== Instructions to follow ==
From the data below, tally each line that has "text" in it, then give that tally without comment.

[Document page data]
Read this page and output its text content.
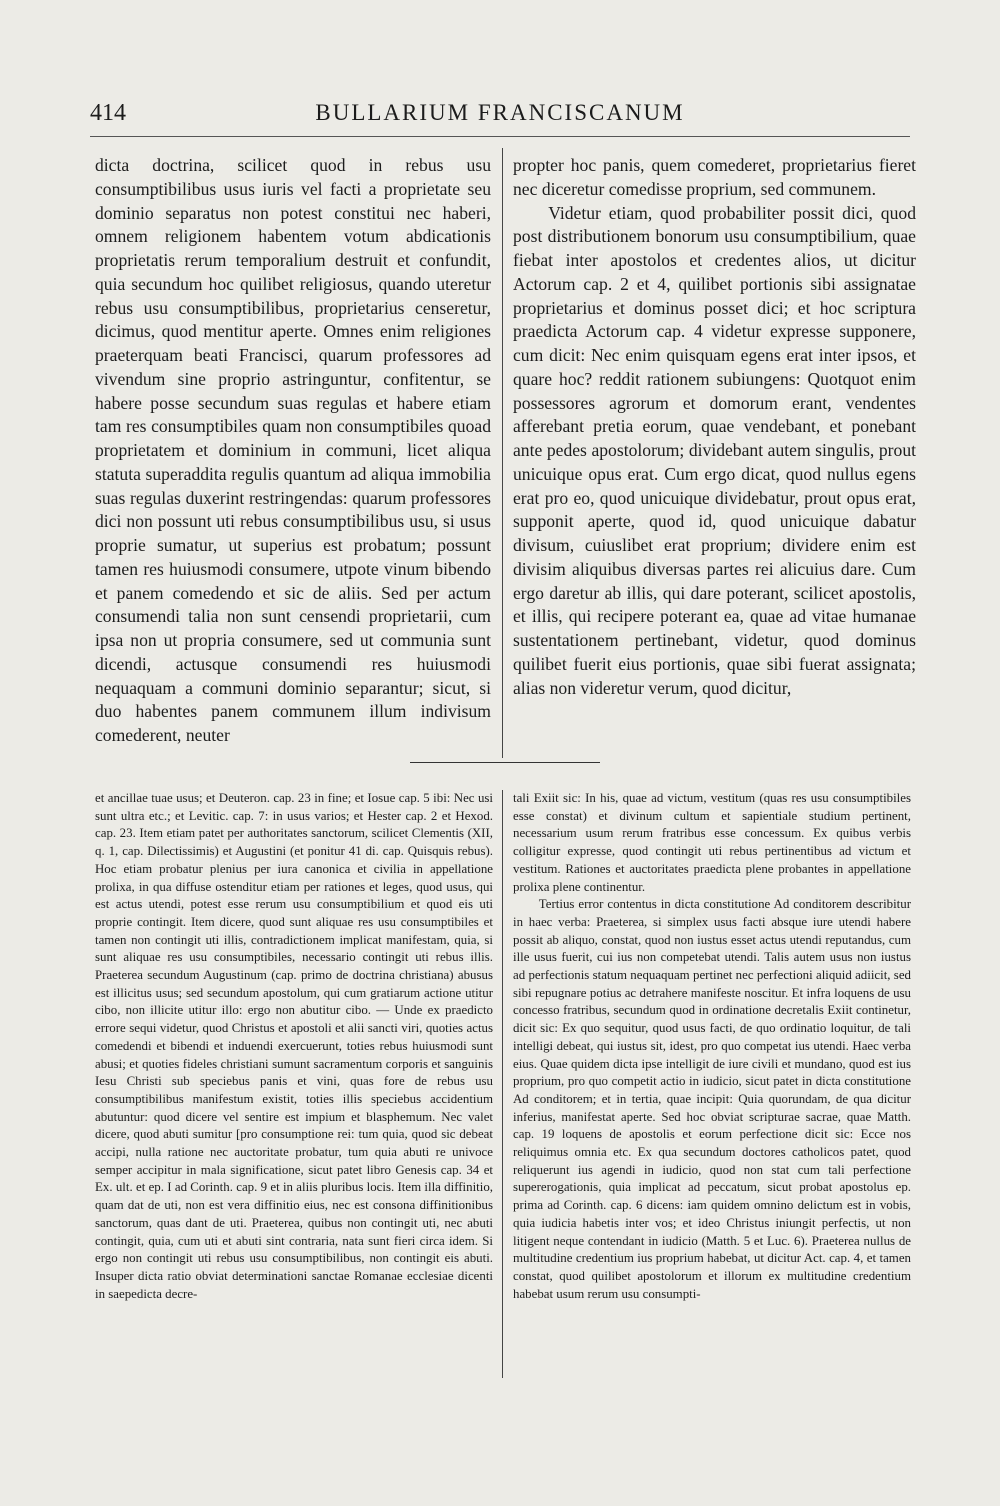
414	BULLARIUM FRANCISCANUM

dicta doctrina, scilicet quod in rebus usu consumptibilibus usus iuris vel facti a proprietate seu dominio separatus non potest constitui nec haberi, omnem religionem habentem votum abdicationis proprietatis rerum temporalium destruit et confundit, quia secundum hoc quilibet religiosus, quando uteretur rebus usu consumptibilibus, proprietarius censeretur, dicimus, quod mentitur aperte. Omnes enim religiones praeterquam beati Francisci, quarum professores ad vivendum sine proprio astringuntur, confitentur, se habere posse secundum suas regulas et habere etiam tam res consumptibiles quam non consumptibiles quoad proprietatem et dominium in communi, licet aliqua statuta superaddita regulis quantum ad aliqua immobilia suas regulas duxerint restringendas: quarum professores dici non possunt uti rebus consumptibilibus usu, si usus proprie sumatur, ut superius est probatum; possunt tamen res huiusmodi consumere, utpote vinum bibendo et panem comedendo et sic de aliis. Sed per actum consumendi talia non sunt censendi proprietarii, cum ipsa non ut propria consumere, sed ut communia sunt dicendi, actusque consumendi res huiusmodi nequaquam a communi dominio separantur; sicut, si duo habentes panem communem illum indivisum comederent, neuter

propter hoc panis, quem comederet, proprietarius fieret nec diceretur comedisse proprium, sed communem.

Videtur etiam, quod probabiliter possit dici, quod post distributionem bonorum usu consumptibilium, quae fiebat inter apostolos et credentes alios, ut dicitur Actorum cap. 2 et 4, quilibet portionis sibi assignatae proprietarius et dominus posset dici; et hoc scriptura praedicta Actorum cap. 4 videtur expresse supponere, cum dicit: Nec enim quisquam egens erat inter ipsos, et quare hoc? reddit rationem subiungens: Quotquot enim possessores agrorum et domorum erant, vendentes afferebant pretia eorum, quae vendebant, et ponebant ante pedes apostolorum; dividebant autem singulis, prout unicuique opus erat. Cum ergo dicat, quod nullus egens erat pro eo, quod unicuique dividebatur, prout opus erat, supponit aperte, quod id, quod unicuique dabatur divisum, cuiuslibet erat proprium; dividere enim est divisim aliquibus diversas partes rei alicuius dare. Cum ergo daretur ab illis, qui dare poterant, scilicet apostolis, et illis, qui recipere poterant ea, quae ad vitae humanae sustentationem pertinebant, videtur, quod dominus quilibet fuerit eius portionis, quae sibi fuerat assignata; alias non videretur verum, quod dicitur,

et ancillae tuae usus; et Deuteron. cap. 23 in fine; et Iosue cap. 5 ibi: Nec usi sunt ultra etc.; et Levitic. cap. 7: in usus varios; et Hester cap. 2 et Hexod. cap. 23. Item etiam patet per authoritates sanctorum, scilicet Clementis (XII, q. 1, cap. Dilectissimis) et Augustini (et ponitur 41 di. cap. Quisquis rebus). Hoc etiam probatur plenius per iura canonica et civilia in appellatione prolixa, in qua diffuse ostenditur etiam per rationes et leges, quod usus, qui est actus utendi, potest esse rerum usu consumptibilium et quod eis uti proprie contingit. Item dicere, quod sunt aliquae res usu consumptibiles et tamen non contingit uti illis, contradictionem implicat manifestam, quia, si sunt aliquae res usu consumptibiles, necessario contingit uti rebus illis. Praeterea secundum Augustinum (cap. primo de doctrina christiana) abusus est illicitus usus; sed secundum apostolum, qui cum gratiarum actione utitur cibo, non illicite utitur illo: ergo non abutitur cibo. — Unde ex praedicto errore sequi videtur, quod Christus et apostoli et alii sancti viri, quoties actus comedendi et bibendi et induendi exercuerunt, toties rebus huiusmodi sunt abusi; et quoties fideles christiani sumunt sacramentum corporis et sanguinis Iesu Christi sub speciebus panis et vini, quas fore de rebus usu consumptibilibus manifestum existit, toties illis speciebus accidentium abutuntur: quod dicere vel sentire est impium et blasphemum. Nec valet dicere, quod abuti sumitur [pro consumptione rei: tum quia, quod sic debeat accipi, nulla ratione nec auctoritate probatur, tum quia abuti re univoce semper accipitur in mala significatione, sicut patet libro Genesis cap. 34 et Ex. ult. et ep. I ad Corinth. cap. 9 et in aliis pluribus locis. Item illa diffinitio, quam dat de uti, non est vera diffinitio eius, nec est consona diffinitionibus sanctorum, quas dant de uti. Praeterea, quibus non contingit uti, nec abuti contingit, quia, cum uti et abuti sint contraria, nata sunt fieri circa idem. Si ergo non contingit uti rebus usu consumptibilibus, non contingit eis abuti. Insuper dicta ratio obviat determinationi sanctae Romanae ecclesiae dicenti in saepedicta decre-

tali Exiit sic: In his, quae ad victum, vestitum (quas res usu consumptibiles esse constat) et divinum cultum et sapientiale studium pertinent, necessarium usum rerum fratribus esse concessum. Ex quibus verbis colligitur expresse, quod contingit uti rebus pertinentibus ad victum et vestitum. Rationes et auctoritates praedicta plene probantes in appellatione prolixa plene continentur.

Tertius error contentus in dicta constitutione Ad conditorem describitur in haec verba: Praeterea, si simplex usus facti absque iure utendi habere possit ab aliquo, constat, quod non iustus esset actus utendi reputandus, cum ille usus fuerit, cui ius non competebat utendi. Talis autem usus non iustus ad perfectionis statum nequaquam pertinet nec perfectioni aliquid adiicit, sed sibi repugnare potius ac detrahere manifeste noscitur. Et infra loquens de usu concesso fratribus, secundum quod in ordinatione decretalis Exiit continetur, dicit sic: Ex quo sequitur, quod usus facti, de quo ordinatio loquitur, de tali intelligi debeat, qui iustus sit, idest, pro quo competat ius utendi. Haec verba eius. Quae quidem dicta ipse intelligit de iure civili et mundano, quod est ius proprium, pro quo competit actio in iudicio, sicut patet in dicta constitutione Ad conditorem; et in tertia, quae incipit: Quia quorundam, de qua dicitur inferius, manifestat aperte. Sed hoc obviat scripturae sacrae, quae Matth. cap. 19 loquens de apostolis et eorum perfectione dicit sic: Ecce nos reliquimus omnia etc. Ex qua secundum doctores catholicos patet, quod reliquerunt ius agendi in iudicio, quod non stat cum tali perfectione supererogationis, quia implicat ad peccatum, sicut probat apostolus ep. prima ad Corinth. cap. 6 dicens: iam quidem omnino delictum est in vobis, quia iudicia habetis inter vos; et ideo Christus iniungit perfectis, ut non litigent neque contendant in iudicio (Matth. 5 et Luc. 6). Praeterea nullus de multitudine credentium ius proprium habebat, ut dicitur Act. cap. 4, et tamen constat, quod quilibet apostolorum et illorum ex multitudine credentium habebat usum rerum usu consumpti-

* * *

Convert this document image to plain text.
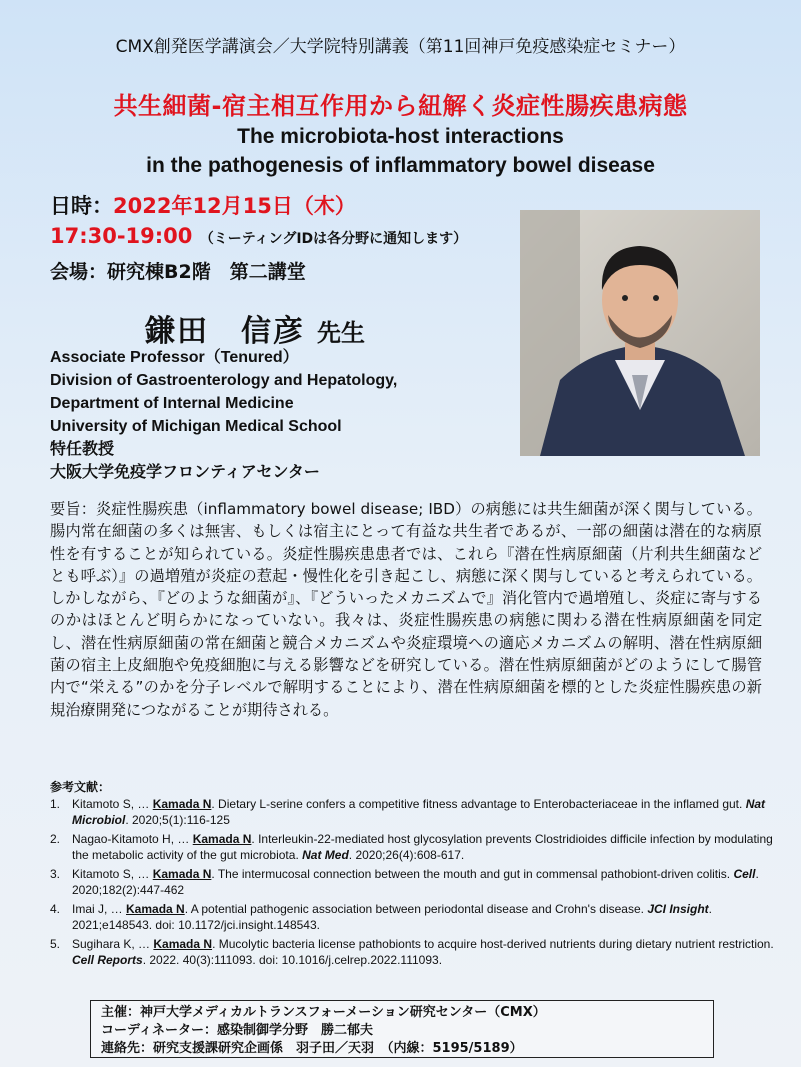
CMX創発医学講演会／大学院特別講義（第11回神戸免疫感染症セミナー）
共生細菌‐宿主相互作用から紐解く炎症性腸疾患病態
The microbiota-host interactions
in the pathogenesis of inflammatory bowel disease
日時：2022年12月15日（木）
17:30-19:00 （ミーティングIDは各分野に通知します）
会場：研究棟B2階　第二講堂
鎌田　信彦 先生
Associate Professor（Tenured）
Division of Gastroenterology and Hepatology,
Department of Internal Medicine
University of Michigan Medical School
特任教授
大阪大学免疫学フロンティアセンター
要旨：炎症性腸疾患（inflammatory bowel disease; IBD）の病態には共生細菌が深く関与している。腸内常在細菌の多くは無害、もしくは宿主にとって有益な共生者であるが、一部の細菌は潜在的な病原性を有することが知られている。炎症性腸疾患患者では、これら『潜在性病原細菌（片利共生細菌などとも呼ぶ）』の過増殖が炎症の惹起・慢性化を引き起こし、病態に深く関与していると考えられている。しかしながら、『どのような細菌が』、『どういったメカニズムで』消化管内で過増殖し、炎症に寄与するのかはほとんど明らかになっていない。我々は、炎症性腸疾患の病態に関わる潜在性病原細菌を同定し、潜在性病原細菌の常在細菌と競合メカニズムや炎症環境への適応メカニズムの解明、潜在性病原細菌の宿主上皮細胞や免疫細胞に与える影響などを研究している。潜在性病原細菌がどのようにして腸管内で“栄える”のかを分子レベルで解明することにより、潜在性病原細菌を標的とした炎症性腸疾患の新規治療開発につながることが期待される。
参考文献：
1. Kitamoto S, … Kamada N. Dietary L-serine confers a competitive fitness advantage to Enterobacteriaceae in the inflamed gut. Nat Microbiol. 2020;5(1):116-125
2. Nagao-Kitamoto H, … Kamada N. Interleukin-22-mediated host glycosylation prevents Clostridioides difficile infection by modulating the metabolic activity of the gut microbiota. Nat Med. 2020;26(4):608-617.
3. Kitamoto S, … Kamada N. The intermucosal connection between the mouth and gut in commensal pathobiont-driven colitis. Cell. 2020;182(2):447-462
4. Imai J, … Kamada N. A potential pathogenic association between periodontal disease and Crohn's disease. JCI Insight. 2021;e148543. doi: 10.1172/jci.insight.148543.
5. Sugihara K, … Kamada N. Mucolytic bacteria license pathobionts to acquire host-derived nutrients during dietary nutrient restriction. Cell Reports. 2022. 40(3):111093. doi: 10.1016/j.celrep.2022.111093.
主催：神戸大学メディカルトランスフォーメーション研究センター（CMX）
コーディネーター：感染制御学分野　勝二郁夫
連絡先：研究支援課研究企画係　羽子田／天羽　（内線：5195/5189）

== Expected answer ==
2